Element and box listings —
++++++++++++++++++++
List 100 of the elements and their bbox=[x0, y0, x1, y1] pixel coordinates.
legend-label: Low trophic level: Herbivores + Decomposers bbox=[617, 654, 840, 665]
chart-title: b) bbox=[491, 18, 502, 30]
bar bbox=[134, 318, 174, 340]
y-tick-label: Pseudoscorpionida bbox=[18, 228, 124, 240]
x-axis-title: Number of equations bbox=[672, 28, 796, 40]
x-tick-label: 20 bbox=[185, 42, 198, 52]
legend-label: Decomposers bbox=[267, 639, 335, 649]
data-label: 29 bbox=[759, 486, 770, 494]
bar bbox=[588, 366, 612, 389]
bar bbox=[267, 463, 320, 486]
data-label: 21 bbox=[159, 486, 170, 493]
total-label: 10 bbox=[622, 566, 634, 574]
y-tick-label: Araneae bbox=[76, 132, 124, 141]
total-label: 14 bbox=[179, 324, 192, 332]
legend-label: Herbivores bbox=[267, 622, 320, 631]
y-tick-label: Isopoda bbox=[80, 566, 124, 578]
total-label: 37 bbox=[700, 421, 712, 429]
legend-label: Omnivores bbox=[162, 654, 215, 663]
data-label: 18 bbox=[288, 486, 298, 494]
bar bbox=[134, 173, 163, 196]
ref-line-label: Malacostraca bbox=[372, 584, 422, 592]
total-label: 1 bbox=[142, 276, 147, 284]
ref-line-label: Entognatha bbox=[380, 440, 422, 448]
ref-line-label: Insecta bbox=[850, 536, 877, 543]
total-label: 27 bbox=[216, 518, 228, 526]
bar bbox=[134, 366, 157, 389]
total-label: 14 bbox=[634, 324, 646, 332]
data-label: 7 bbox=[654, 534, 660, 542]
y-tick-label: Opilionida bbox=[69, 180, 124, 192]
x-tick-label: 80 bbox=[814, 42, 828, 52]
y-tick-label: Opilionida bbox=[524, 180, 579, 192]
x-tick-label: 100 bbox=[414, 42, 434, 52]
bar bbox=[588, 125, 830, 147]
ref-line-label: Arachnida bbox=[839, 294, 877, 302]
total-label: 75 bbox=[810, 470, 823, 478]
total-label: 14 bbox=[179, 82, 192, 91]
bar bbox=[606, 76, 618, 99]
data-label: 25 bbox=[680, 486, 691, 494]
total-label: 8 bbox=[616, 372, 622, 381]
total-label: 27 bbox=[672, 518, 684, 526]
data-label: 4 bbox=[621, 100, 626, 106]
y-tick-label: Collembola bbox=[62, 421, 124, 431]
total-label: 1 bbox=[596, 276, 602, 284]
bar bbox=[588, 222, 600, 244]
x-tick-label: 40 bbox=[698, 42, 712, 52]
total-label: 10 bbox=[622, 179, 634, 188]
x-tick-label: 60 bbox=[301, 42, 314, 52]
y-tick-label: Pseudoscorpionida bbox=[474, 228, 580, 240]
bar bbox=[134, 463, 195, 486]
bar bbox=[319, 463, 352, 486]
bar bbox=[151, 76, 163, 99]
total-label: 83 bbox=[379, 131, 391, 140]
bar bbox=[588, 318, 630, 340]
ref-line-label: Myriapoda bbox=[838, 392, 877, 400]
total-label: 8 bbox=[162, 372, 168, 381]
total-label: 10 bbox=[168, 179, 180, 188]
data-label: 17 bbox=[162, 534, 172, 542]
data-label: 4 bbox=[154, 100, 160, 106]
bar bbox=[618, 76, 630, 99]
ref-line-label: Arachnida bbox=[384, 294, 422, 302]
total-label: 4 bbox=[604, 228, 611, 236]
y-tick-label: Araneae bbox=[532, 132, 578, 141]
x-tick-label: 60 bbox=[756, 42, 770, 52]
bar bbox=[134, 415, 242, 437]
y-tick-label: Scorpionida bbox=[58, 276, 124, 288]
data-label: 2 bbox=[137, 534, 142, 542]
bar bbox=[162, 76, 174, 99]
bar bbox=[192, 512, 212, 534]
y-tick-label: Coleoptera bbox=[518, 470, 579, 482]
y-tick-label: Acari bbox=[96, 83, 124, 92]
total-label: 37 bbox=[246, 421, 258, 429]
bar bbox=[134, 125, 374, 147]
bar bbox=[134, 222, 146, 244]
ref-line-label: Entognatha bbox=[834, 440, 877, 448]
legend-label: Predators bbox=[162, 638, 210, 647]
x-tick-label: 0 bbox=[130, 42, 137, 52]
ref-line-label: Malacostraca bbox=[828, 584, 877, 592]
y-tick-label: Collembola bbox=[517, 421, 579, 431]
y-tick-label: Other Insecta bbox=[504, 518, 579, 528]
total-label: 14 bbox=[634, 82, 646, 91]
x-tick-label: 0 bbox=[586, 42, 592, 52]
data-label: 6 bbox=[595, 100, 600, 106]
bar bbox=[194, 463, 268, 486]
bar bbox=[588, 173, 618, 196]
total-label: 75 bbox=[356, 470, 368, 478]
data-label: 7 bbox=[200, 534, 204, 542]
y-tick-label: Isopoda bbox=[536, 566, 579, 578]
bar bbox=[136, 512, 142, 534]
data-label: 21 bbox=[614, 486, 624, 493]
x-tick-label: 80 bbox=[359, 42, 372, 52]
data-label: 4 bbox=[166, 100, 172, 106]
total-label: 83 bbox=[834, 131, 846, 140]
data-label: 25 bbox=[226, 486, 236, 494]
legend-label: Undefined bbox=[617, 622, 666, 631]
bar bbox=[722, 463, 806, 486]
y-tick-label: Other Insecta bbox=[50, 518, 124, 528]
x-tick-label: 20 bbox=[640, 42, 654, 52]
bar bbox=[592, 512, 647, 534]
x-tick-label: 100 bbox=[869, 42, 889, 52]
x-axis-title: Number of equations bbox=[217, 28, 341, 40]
++++++++++++++++++++
TASK TO CARRY OUT — How many lines in the items above contain the string "title"? Reply with the number only.

PROBLEM SOLUTION — 3